## Task objective
Write out every entry, unchanged. Skip any picture.
╭──
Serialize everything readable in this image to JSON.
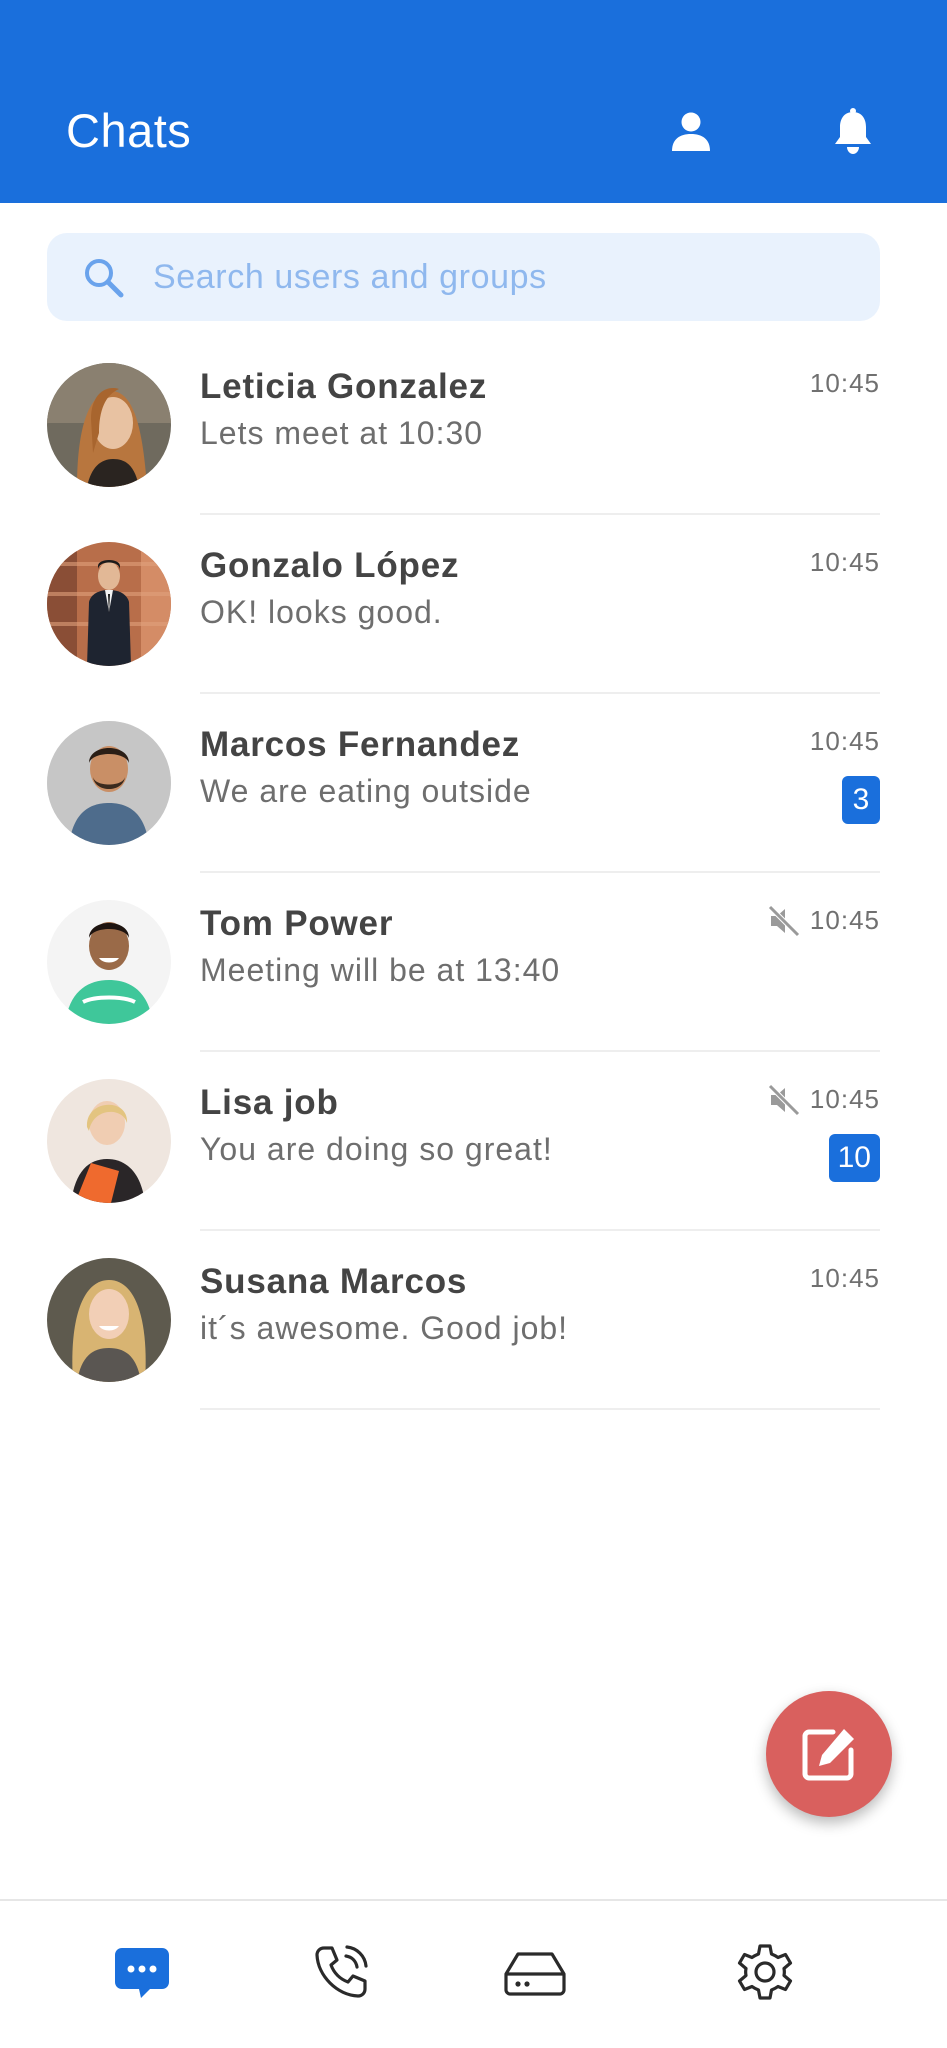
{
  "header": {
    "title": "Chats",
    "background_color": "#1a6fdc",
    "icons": [
      "profile-icon",
      "bell-icon"
    ]
  },
  "search": {
    "placeholder": "Search users and groups"
  },
  "chats": [
    {
      "name": "Leticia Gonzalez",
      "preview": "Lets meet at 10:30",
      "time": "10:45",
      "muted": false,
      "unread": null
    },
    {
      "name": "Gonzalo López",
      "preview": "OK! looks good.",
      "time": "10:45",
      "muted": false,
      "unread": null
    },
    {
      "name": "Marcos Fernandez",
      "preview": "We are eating outside",
      "time": "10:45",
      "muted": false,
      "unread": "3"
    },
    {
      "name": "Tom Power",
      "preview": "Meeting will be at 13:40",
      "time": "10:45",
      "muted": true,
      "unread": null
    },
    {
      "name": "Lisa job",
      "preview": "You are doing so great!",
      "time": "10:45",
      "muted": true,
      "unread": "10"
    },
    {
      "name": "Susana Marcos",
      "preview": "it´s awesome. Good job!",
      "time": "10:45",
      "muted": false,
      "unread": null
    }
  ],
  "fab": {
    "icon": "compose-icon",
    "color": "#d9605e"
  },
  "bottom_nav": {
    "items": [
      {
        "icon": "chat-bubble-icon",
        "active": true
      },
      {
        "icon": "phone-icon",
        "active": false
      },
      {
        "icon": "storage-drive-icon",
        "active": false
      },
      {
        "icon": "gear-icon",
        "active": false
      }
    ],
    "active_color": "#1a6fdc"
  }
}
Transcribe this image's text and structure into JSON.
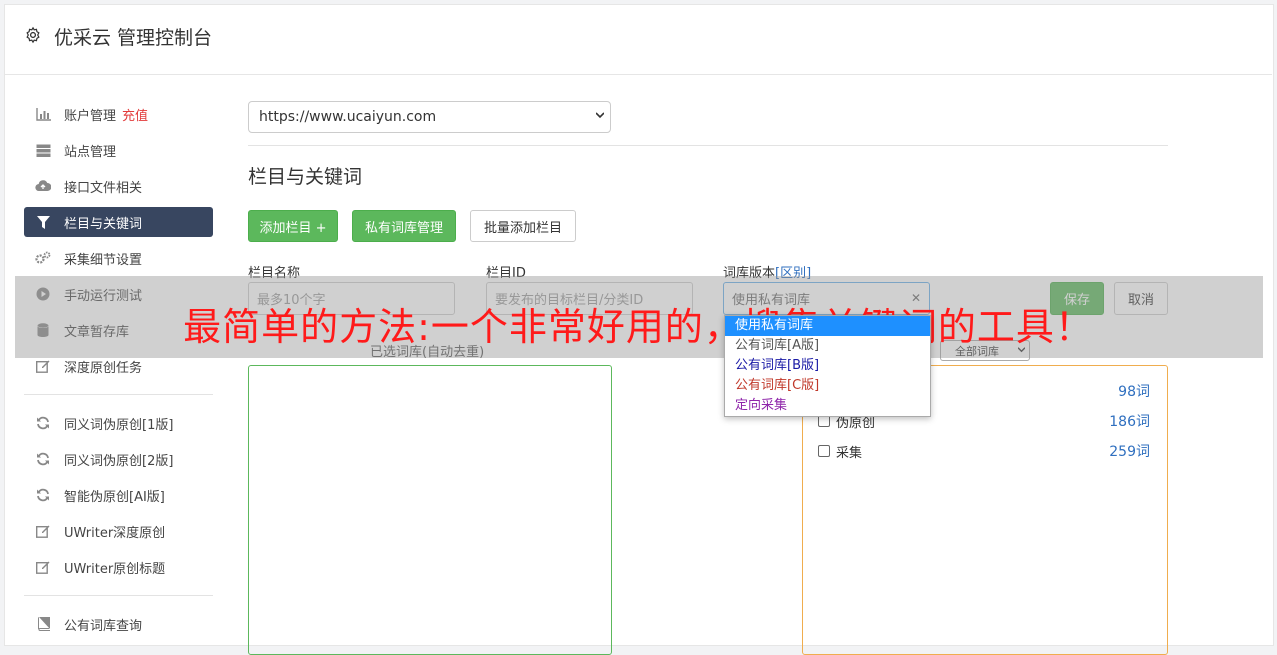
{
  "header": {
    "title": "优采云 管理控制台",
    "icon": "gear-icon"
  },
  "sidebar": {
    "items": [
      {
        "label": "账户管理",
        "extra": "充值",
        "icon": "bar-chart-icon"
      },
      {
        "label": "站点管理",
        "icon": "server-icon"
      },
      {
        "label": "接口文件相关",
        "icon": "cloud-upload-icon"
      },
      {
        "label": "栏目与关键词",
        "icon": "filter-icon",
        "active": true
      },
      {
        "label": "采集细节设置",
        "icon": "gears-icon"
      },
      {
        "label": "手动运行测试",
        "icon": "play-circle-icon"
      },
      {
        "label": "文章暂存库",
        "icon": "database-icon"
      },
      {
        "label": "深度原创任务",
        "icon": "edit-icon"
      },
      {
        "label": "同义词伪原创[1版]",
        "icon": "refresh-icon"
      },
      {
        "label": "同义词伪原创[2版]",
        "icon": "refresh-icon"
      },
      {
        "label": "智能伪原创[AI版]",
        "icon": "refresh-icon"
      },
      {
        "label": "UWriter深度原创",
        "icon": "edit-icon"
      },
      {
        "label": "UWriter原创标题",
        "icon": "edit-icon"
      },
      {
        "label": "公有词库查询",
        "icon": "book-icon"
      }
    ]
  },
  "main": {
    "site_select": "https://www.ucaiyun.com",
    "section_title": "栏目与关键词",
    "buttons": {
      "add_column": "添加栏目 +",
      "private_lib": "私有词库管理",
      "batch_add": "批量添加栏目"
    },
    "form": {
      "name_label": "栏目名称",
      "name_placeholder": "最多10个字",
      "id_label": "栏目ID",
      "id_placeholder": "要发布的目标栏目/分类ID",
      "version_label": "词库版本",
      "version_link": "[区别]",
      "version_value": "使用私有词库",
      "save": "保存",
      "cancel": "取消"
    },
    "dropdown_options": [
      {
        "label": "使用私有词库",
        "color": "#ffffff",
        "selected": true
      },
      {
        "label": "公有词库[A版]",
        "color": "#555555"
      },
      {
        "label": "公有词库[B版]",
        "color": "#1a1aa6"
      },
      {
        "label": "公有词库[C版]",
        "color": "#c0392b"
      },
      {
        "label": "定向采集",
        "color": "#8e24aa"
      }
    ],
    "selected_libs_label": "已选词库(自动去重)",
    "lib_filter": "全部词库",
    "libs": [
      {
        "name": "",
        "count": "98词"
      },
      {
        "name": "伪原创",
        "count": "186词"
      },
      {
        "name": "采集",
        "count": "259词"
      }
    ]
  },
  "overlay": {
    "text": "最简单的方法:一个非常好用的，搜集关键词的工具！"
  }
}
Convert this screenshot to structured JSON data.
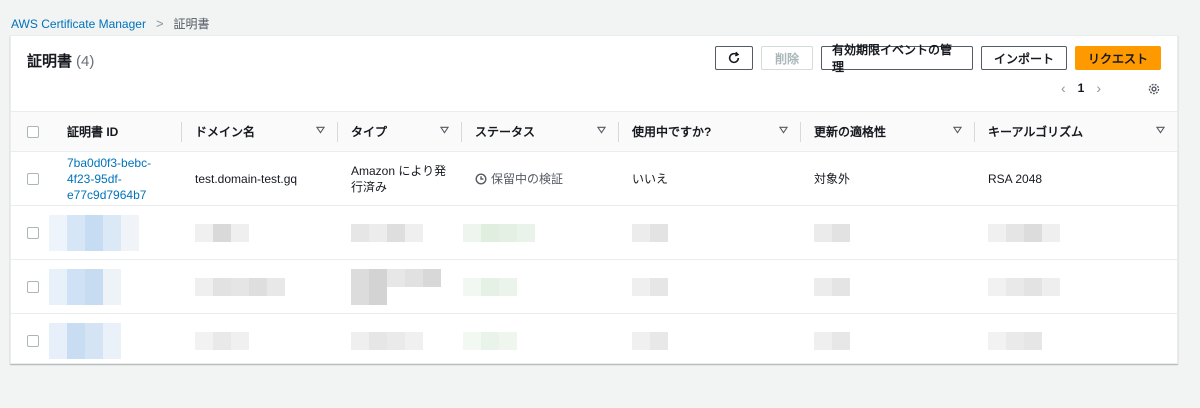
{
  "breadcrumb": {
    "root": "AWS Certificate Manager",
    "current": "証明書"
  },
  "panel": {
    "title": "証明書",
    "count": "(4)"
  },
  "toolbar": {
    "delete_label": "削除",
    "manage_events_label": "有効期限イベントの管理",
    "import_label": "インポート",
    "request_label": "リクエスト"
  },
  "pagination": {
    "page": "1"
  },
  "table": {
    "columns": {
      "id": "証明書 ID",
      "domain": "ドメイン名",
      "type": "タイプ",
      "status": "ステータス",
      "in_use": "使用中ですか?",
      "renewal": "更新の適格性",
      "algorithm": "キーアルゴリズム"
    },
    "row1": {
      "id_line1": "7ba0d0f3-bebc-",
      "id_line2": "4f23-95df-",
      "id_line3": "e77c9d7964b7",
      "domain": "test.domain-test.gq",
      "type_line1": "Amazon により発",
      "type_line2": "行済み",
      "status": "保留中の検証",
      "in_use": "いいえ",
      "renewal": "対象外",
      "algorithm": "RSA 2048"
    }
  },
  "colors": {
    "link": "#0073bb",
    "primary": "#ff9900",
    "background": "#f2f3f3"
  }
}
╰──
## The solution
Serialize everything readable in this image to JSON.
{
  "header": {
    "title": "Chats",
    "background_color": "#1a6fdc",
    "icons": [
      "profile-icon",
      "bell-icon"
    ]
  },
  "search": {
    "placeholder": "Search users and groups"
  },
  "chats": [
    {
      "name": "Leticia Gonzalez",
      "preview": "Lets meet at 10:30",
      "time": "10:45",
      "muted": false,
      "unread": null
    },
    {
      "name": "Gonzalo López",
      "preview": "OK! looks good.",
      "time": "10:45",
      "muted": false,
      "unread": null
    },
    {
      "name": "Marcos Fernandez",
      "preview": "We are eating outside",
      "time": "10:45",
      "muted": false,
      "unread": "3"
    },
    {
      "name": "Tom Power",
      "preview": "Meeting will be at 13:40",
      "time": "10:45",
      "muted": true,
      "unread": null
    },
    {
      "name": "Lisa job",
      "preview": "You are doing so great!",
      "time": "10:45",
      "muted": true,
      "unread": "10"
    },
    {
      "name": "Susana Marcos",
      "preview": "it´s awesome. Good job!",
      "time": "10:45",
      "muted": false,
      "unread": null
    }
  ],
  "fab": {
    "icon": "compose-icon",
    "color": "#d9605e"
  },
  "bottom_nav": {
    "items": [
      {
        "icon": "chat-bubble-icon",
        "active": true
      },
      {
        "icon": "phone-icon",
        "active": false
      },
      {
        "icon": "storage-drive-icon",
        "active": false
      },
      {
        "icon": "gear-icon",
        "active": false
      }
    ],
    "active_color": "#1a6fdc"
  }
}
Transcribe this image's text and structure into JSON.
{
  "header": {
    "title": "优采云 管理控制台",
    "icon": "gear-icon"
  },
  "sidebar": {
    "items": [
      {
        "label": "账户管理",
        "extra": "充值",
        "icon": "bar-chart-icon"
      },
      {
        "label": "站点管理",
        "icon": "server-icon"
      },
      {
        "label": "接口文件相关",
        "icon": "cloud-upload-icon"
      },
      {
        "label": "栏目与关键词",
        "icon": "filter-icon",
        "active": true
      },
      {
        "label": "采集细节设置",
        "icon": "gears-icon"
      },
      {
        "label": "手动运行测试",
        "icon": "play-circle-icon"
      },
      {
        "label": "文章暂存库",
        "icon": "database-icon"
      },
      {
        "label": "深度原创任务",
        "icon": "edit-icon"
      },
      {
        "label": "同义词伪原创[1版]",
        "icon": "refresh-icon"
      },
      {
        "label": "同义词伪原创[2版]",
        "icon": "refresh-icon"
      },
      {
        "label": "智能伪原创[AI版]",
        "icon": "refresh-icon"
      },
      {
        "label": "UWriter深度原创",
        "icon": "edit-icon"
      },
      {
        "label": "UWriter原创标题",
        "icon": "edit-icon"
      },
      {
        "label": "公有词库查询",
        "icon": "book-icon"
      }
    ]
  },
  "main": {
    "site_select": "https://www.ucaiyun.com",
    "section_title": "栏目与关键词",
    "buttons": {
      "add_column": "添加栏目 +",
      "private_lib": "私有词库管理",
      "batch_add": "批量添加栏目"
    },
    "form": {
      "name_label": "栏目名称",
      "name_placeholder": "最多10个字",
      "id_label": "栏目ID",
      "id_placeholder": "要发布的目标栏目/分类ID",
      "version_label": "词库版本",
      "version_link": "[区别]",
      "version_value": "使用私有词库",
      "save": "保存",
      "cancel": "取消"
    },
    "dropdown_options": [
      {
        "label": "使用私有词库",
        "color": "#ffffff",
        "selected": true
      },
      {
        "label": "公有词库[A版]",
        "color": "#555555"
      },
      {
        "label": "公有词库[B版]",
        "color": "#1a1aa6"
      },
      {
        "label": "公有词库[C版]",
        "color": "#c0392b"
      },
      {
        "label": "定向采集",
        "color": "#8e24aa"
      }
    ],
    "selected_libs_label": "已选词库(自动去重)",
    "lib_filter": "全部词库",
    "libs": [
      {
        "name": "",
        "count": "98词"
      },
      {
        "name": "伪原创",
        "count": "186词"
      },
      {
        "name": "采集",
        "count": "259词"
      }
    ]
  },
  "overlay": {
    "text": "最简单的方法:一个非常好用的，搜集关键词的工具！"
  }
}
Convert this screenshot to structured JSON data.
{
  "breadcrumb": {
    "root": "AWS Certificate Manager",
    "current": "証明書"
  },
  "panel": {
    "title": "証明書",
    "count": "(4)"
  },
  "toolbar": {
    "delete_label": "削除",
    "manage_events_label": "有効期限イベントの管理",
    "import_label": "インポート",
    "request_label": "リクエスト"
  },
  "pagination": {
    "page": "1"
  },
  "table": {
    "columns": {
      "id": "証明書 ID",
      "domain": "ドメイン名",
      "type": "タイプ",
      "status": "ステータス",
      "in_use": "使用中ですか?",
      "renewal": "更新の適格性",
      "algorithm": "キーアルゴリズム"
    },
    "row1": {
      "id_line1": "7ba0d0f3-bebc-",
      "id_line2": "4f23-95df-",
      "id_line3": "e77c9d7964b7",
      "domain": "test.domain-test.gq",
      "type_line1": "Amazon により発",
      "type_line2": "行済み",
      "status": "保留中の検証",
      "in_use": "いいえ",
      "renewal": "対象外",
      "algorithm": "RSA 2048"
    }
  },
  "colors": {
    "link": "#0073bb",
    "primary": "#ff9900",
    "background": "#f2f3f3"
  }
}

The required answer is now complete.